**PROVIDED TEXT:**

==========

Chesnut worked toward a final form of her book in 1881-1884, based on her extensive diary written during the war years. It was published after her death in 1905. New versions were published after her papers were discovered, in 1949 by the novelist Ben Ames Williams, and in 1981 by the historian C. Vann Woodward. His annotated edition of the diary, Mary Chesnut's Civil War (1981), won the Pulitzer Prize for History in 1982. Literary critics have called Chesnut's diary "a work of art" and the most important work by a Confederate author.
. . . .
Like many of the planter elite, the Chesnuts fell onto hard times after the war. They lost 1,000 slaves as property through emancipation.[5] James Chesnut, Sr. died in 1866; his will left his son the use of Mulberry Plantation and Sandy Field, both of which were encumbered by debt, and eighty-three "slaves" by name, who were by then freedmen. The younger Chesnut struggled to build up the plantations and support his father's dependents.

==========

**MATERIAL PROVIDED:**
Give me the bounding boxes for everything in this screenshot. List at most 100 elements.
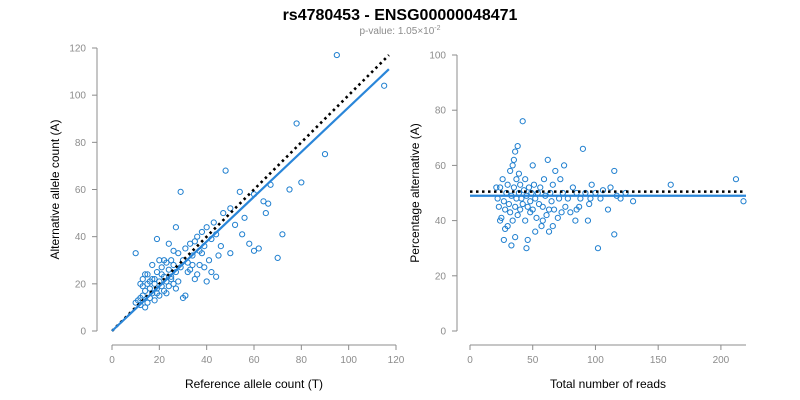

==========

Please answer these questions from the Chesnut passage:
(a) In what year was the book first published?
(b) Which novelist published a new version in 1949?
(c) In what year did James Chesnut, Sr. die?
The material has no connection to the Chesnut passage.

(a) 1905
(b) Ben Ames Williams
(c) 1866